*The task*
Copy every line of the records below that holds the word "force".

Dataset listings of figures
* * * * * * * * *

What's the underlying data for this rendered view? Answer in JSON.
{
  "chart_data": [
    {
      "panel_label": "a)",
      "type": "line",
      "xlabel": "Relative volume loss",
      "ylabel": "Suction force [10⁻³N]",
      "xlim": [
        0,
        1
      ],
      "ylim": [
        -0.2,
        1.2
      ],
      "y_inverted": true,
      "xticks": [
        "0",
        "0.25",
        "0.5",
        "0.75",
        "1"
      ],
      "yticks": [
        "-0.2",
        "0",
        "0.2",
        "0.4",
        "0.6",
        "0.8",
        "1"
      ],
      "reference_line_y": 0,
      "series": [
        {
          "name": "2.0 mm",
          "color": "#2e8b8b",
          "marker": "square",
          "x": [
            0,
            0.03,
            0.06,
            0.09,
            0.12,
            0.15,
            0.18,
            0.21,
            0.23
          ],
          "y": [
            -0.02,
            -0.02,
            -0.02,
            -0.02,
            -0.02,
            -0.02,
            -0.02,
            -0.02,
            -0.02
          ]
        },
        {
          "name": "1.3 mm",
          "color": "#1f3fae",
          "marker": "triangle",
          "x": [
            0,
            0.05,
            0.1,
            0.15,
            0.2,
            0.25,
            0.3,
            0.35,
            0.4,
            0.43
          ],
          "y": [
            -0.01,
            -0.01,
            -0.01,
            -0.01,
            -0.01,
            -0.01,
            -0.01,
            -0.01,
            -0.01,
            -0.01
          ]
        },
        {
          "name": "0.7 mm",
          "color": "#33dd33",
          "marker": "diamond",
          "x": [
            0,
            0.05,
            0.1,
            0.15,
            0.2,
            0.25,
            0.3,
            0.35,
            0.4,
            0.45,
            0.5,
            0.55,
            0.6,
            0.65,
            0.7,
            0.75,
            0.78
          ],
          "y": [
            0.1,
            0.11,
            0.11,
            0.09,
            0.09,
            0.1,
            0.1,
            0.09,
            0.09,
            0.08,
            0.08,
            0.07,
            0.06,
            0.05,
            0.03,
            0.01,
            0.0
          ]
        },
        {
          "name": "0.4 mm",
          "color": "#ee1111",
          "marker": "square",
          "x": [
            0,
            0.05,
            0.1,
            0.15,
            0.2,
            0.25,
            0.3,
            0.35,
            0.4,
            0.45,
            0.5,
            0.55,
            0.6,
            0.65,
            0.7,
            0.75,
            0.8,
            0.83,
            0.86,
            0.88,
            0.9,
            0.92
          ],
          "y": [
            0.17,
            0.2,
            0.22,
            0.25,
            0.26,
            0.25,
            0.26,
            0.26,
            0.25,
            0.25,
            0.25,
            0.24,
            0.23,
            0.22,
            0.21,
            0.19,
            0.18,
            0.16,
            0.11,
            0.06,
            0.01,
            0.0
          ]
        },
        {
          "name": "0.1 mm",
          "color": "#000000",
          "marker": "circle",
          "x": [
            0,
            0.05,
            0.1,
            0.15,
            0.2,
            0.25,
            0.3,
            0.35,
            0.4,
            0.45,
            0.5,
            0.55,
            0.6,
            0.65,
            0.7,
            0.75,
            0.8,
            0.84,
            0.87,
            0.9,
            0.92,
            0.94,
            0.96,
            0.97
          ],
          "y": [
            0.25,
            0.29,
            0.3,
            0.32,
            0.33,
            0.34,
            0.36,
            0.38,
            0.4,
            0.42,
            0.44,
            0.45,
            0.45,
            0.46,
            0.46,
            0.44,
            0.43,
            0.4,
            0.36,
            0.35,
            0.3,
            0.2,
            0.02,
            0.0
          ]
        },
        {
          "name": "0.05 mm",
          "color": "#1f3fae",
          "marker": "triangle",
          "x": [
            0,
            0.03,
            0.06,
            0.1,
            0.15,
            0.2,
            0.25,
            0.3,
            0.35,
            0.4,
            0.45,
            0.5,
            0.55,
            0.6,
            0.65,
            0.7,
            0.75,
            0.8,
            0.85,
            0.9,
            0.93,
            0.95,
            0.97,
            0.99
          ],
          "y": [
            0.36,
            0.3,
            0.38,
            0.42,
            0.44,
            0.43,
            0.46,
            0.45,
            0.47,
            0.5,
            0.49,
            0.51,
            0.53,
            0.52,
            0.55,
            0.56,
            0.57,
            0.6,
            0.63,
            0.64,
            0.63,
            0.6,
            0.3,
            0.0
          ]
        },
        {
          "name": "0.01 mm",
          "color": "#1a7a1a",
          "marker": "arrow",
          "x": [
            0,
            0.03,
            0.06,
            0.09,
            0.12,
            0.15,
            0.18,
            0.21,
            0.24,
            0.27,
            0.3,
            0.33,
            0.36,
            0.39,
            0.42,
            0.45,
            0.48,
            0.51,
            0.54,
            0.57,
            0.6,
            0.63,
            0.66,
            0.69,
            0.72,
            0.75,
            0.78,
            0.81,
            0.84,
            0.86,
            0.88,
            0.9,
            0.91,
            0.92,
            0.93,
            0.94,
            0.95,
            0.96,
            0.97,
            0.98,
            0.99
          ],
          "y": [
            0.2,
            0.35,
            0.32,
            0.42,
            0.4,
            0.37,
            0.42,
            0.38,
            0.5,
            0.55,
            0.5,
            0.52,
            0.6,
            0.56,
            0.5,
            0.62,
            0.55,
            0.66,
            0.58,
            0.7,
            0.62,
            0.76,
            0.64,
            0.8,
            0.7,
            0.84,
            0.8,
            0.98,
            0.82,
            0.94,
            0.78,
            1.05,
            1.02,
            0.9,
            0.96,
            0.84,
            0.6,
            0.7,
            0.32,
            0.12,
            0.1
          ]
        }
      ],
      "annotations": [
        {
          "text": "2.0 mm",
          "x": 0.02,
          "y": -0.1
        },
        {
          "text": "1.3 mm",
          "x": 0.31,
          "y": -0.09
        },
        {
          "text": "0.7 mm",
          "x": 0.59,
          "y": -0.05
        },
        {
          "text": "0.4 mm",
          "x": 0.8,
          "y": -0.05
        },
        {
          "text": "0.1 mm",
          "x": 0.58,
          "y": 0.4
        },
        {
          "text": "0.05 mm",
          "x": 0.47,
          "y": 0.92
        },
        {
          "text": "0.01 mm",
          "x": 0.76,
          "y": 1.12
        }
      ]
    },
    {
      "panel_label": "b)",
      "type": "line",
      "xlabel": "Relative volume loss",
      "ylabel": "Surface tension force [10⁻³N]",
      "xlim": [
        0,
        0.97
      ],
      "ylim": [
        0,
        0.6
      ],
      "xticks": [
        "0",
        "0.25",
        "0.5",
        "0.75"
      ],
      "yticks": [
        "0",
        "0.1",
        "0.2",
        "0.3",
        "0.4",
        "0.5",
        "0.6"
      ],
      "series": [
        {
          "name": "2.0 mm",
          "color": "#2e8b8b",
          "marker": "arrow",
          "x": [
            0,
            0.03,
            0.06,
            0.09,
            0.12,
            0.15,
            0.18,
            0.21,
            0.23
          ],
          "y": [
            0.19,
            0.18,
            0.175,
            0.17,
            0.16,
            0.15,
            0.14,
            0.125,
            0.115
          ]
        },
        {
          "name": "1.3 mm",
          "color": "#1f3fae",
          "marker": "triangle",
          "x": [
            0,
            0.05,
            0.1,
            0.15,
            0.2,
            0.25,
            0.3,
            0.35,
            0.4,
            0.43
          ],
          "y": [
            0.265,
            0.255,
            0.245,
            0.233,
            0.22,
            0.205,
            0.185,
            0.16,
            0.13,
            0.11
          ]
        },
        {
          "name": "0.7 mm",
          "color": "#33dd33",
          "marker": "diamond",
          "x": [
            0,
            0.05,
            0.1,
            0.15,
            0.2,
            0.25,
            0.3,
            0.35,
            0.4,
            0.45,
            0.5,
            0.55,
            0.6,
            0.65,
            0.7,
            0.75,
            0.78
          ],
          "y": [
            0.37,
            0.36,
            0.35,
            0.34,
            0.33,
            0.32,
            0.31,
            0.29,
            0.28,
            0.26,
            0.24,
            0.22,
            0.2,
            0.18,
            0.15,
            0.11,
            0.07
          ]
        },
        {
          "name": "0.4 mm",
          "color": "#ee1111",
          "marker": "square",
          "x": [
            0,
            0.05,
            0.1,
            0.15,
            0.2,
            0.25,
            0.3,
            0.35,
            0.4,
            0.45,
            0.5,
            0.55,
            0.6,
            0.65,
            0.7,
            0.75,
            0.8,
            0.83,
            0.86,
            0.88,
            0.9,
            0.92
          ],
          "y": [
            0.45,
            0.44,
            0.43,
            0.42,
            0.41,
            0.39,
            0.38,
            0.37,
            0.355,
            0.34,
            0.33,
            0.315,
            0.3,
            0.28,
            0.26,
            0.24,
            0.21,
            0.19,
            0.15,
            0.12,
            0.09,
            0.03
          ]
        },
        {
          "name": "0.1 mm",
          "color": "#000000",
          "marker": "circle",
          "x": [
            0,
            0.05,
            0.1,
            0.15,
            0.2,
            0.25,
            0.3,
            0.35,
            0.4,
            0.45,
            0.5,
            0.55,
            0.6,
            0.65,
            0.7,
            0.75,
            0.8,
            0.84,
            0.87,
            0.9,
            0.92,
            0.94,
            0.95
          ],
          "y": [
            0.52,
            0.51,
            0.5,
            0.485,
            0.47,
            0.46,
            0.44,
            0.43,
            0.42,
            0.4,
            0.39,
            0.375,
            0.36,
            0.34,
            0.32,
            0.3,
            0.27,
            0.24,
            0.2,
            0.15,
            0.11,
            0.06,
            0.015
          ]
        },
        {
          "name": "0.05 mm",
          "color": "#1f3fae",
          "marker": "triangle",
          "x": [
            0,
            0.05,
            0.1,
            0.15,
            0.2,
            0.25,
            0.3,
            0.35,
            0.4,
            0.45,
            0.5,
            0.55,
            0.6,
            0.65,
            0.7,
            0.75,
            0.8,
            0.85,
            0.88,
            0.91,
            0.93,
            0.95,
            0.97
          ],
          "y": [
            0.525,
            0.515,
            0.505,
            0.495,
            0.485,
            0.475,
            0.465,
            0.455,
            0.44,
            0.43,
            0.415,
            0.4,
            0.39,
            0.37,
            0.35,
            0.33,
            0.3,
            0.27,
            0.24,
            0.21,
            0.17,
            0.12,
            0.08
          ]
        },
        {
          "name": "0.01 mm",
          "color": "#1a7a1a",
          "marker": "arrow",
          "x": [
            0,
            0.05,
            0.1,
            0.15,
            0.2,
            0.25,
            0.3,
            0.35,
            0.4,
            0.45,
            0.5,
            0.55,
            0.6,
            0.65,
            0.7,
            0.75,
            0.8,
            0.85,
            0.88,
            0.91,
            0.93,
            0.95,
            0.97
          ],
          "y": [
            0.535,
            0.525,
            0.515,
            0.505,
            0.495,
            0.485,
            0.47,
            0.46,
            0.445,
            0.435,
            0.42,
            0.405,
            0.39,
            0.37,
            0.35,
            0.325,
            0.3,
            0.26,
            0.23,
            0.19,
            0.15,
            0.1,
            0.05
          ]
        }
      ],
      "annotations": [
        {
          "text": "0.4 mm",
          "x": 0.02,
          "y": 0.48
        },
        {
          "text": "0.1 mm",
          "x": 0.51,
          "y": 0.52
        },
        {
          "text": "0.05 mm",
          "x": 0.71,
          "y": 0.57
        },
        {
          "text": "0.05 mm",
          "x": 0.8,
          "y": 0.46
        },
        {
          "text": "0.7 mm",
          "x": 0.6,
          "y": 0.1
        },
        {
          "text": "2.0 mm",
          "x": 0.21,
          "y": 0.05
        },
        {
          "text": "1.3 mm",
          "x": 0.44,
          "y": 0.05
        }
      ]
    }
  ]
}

* * * * * * * * *

*Result of the exercise*
      "ylabel": "Suction force [10⁻³N]",
      "ylabel": "Surface tension force [10⁻³N]",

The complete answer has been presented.